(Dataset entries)
──────────

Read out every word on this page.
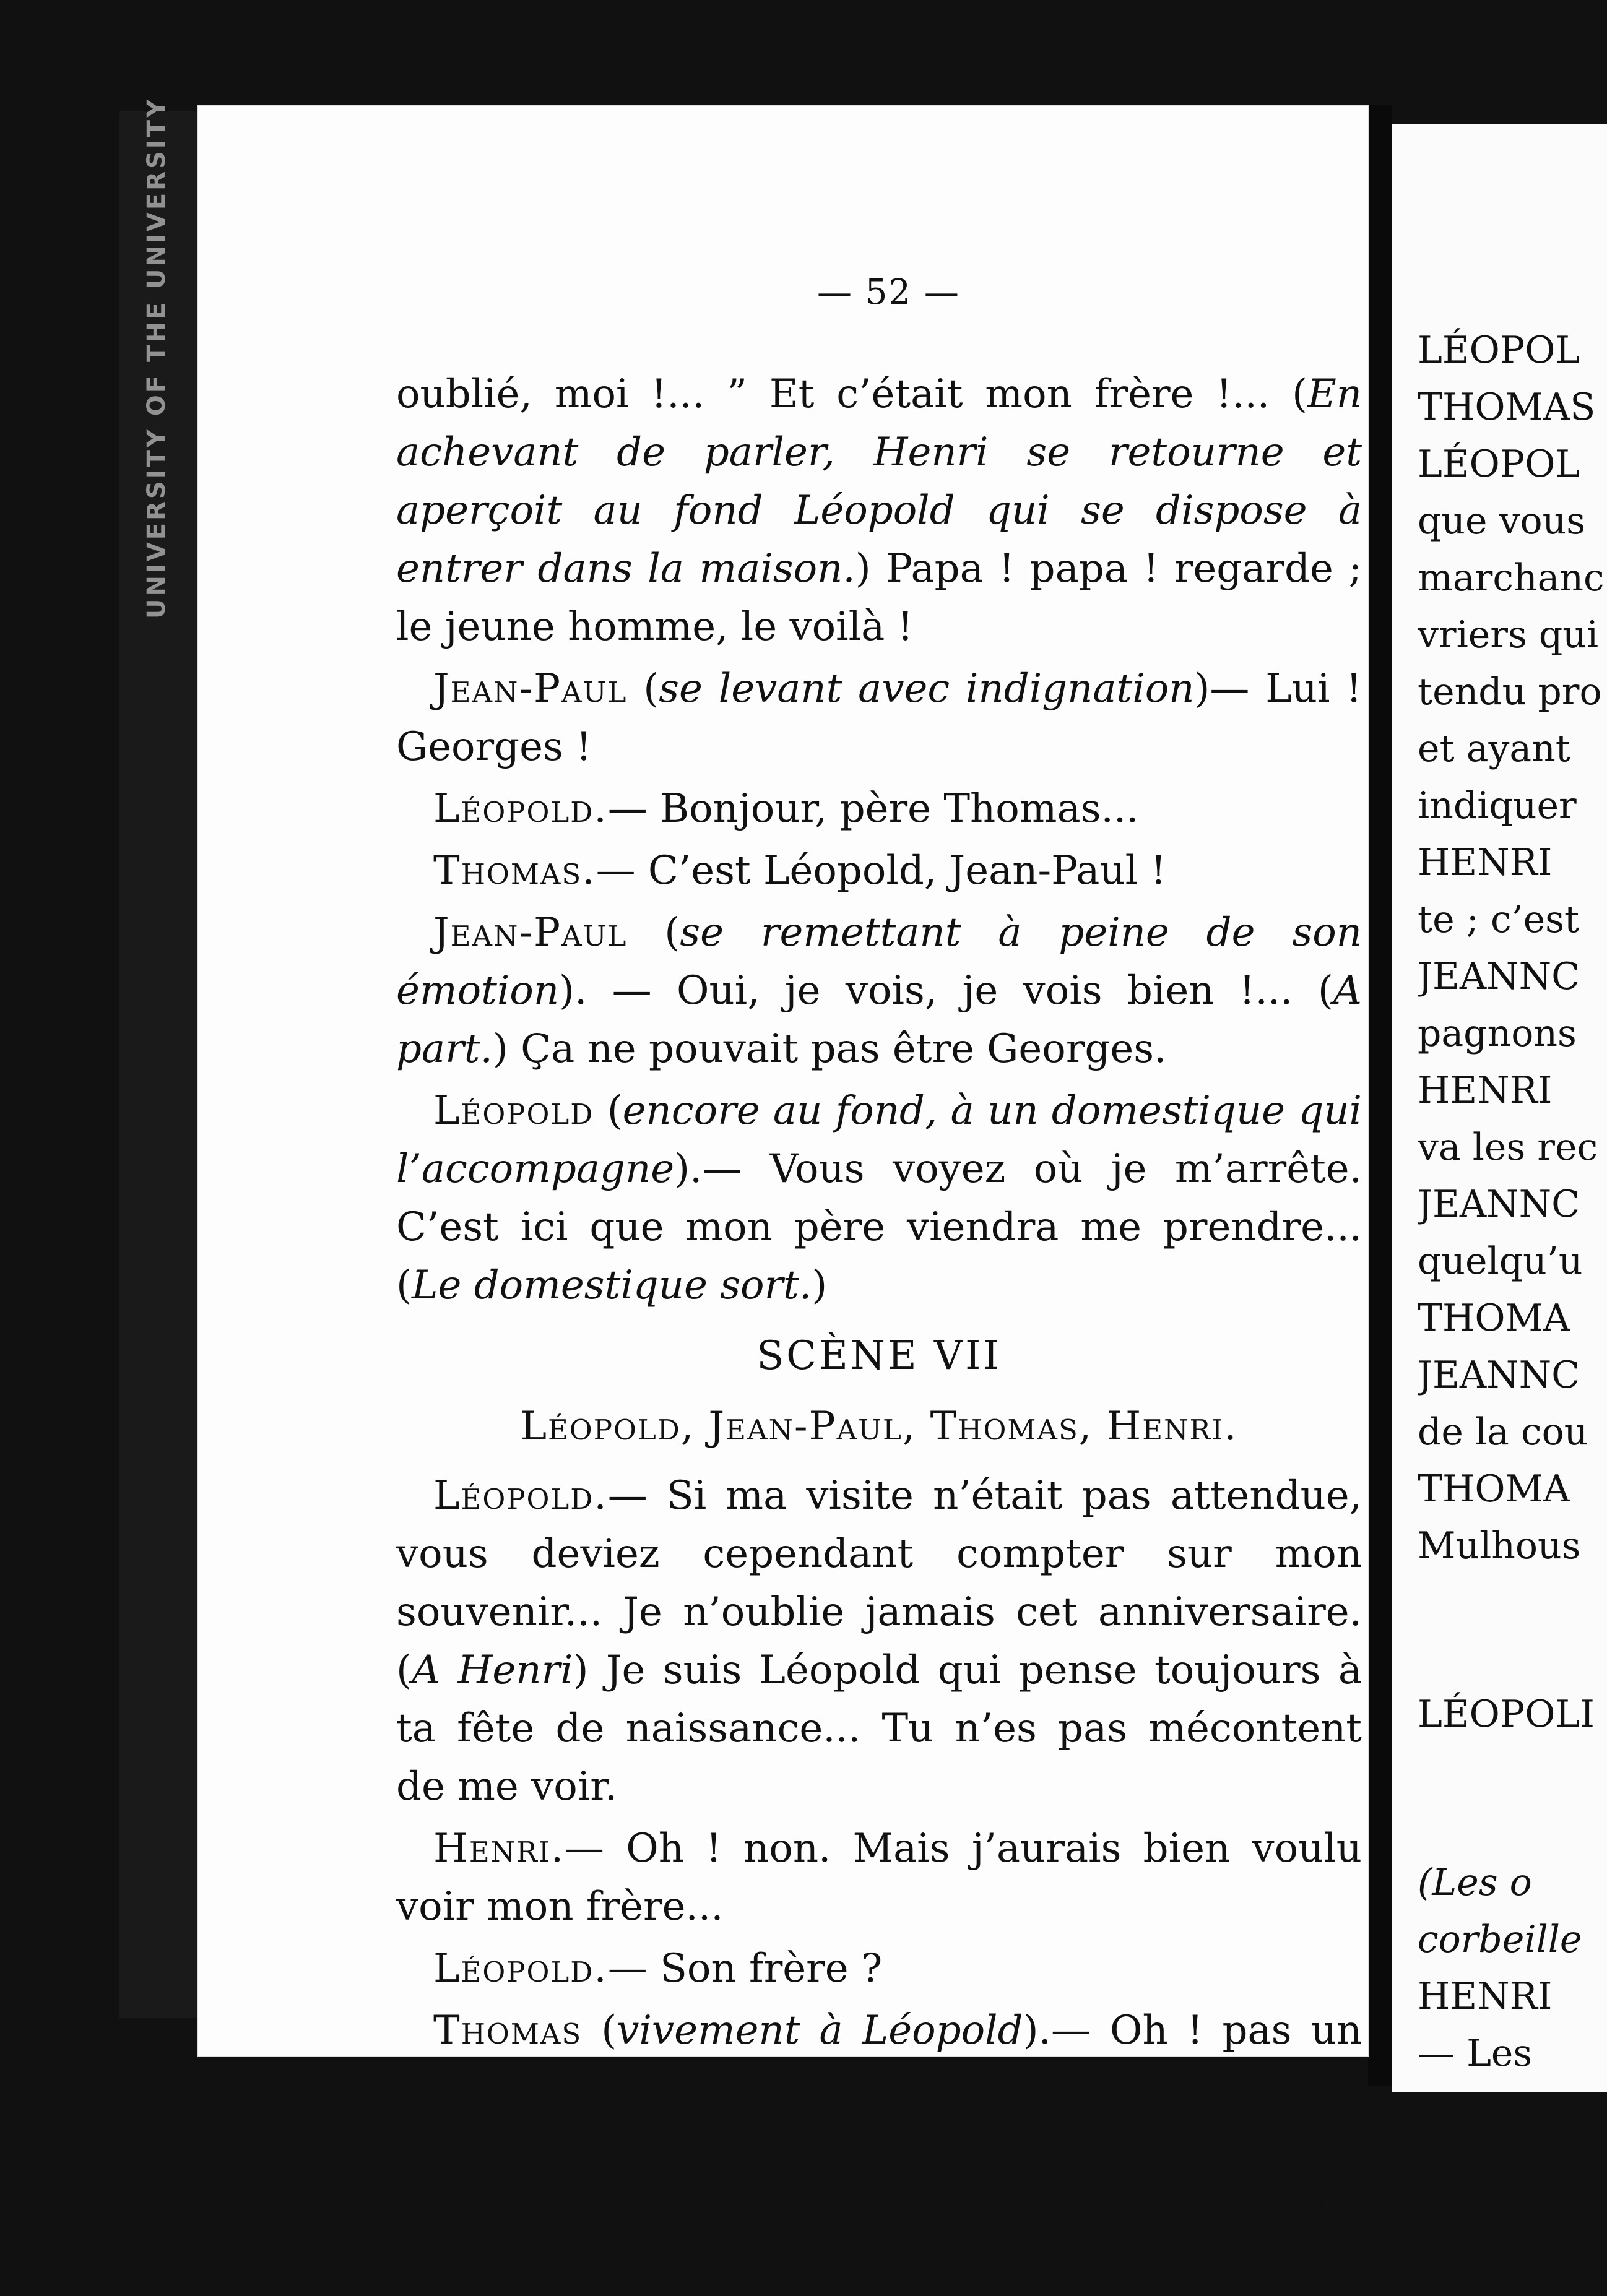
UNIVERSITY OF THE UNIVERSITY	— 52 —

oublié, moi !... ” Et c’était mon frère !... (En achevant de parler, Henri se retourne et aperçoit au fond Léopold qui se dispose à entrer dans la maison.) Papa ! papa ! regarde ; le jeune homme, le voilà !

Jean-Paul (se levant avec indignation)— Lui ! Georges !

Léopold.— Bonjour, père Thomas...

Thomas.— C’est Léopold, Jean-Paul !

Jean-Paul (se remettant à peine de son émotion). — Oui, je vois, je vois bien !... (A part.) Ça ne pouvait pas être Georges.

Léopold (encore au fond, à un domestique qui l’accompagne).— Vous voyez où je m’arrête. C’est ici que mon père viendra me prendre... (Le domestique sort.)

SCÈNE VII

Léopold, Jean-Paul, Thomas, Henri.

Léopold.— Si ma visite n’était pas attendue, vous deviez cependant compter sur mon souvenir... Je n’oublie jamais cet anniversaire. (A Henri) Je suis Léopold qui pense toujours à ta fête de naissance... Tu n’es pas mécontent de me voir.

Henri.— Oh ! non. Mais j’aurais bien voulu voir mon frère...

Léopold.— Son frère ?

Thomas (vivement à Léopold).— Oh ! pas un mot de Georges devant Jean-Paul ; plus tard, quand nous serons seuls, je vous dirai... (Haut.) Mais comment vous trouvez-vous en cette ville ? (Henri est allé près de son père.)

LÉOPOL
THOMAS
LÉOPOL
que vous
marchanc
vriers qui
tendu pro
et ayant
indiquer
HENRI
te ; c’est
JEANNC
pagnons
HENRI
va les rec
JEANNC
quelqu’u
THOMA
JEANNC
de la cou
THOMA
Mulhous
LÉOPOLI
(Les o
corbeille
HENRI
— Les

──────────

— TASK DETAILS —
In your copy of the records, include no pictures; repeat everything else exactly.

— WRITTEN SOLUTION —
Read out every word on this page.
UNIVERSITY OF THE UNIVERSITY	— 52 —

oublié, moi !... ” Et c’était mon frère !... (En achevant de parler, Henri se retourne et aperçoit au fond Léopold qui se dispose à entrer dans la maison.) Papa ! papa ! regarde ; le jeune homme, le voilà !

Jean-Paul (se levant avec indignation)— Lui ! Georges !

Léopold.— Bonjour, père Thomas...

Thomas.— C’est Léopold, Jean-Paul !

Jean-Paul (se remettant à peine de son émotion). — Oui, je vois, je vois bien !... (A part.) Ça ne pouvait pas être Georges.

Léopold (encore au fond, à un domestique qui l’accompagne).— Vous voyez où je m’arrête. C’est ici que mon père viendra me prendre... (Le domestique sort.)

SCÈNE VII

Léopold, Jean-Paul, Thomas, Henri.

Léopold.— Si ma visite n’était pas attendue, vous deviez cependant compter sur mon souvenir... Je n’oublie jamais cet anniversaire. (A Henri) Je suis Léopold qui pense toujours à ta fête de naissance... Tu n’es pas mécontent de me voir.

Henri.— Oh ! non. Mais j’aurais bien voulu voir mon frère...

Léopold.— Son frère ?

Thomas (vivement à Léopold).— Oh ! pas un mot de Georges devant Jean-Paul ; plus tard, quand nous serons seuls, je vous dirai... (Haut.) Mais comment vous trouvez-vous en cette ville ? (Henri est allé près de son père.)

LÉOPOL
THOMAS
LÉOPOL
que vous
marchanc
vriers qui
tendu pro
et ayant
indiquer
HENRI
te ; c’est
JEANNC
pagnons
HENRI
va les rec
JEANNC
quelqu’u
THOMA
JEANNC
de la cou
THOMA
Mulhous
LÉOPOLI
(Les o
corbeille
HENRI
— Les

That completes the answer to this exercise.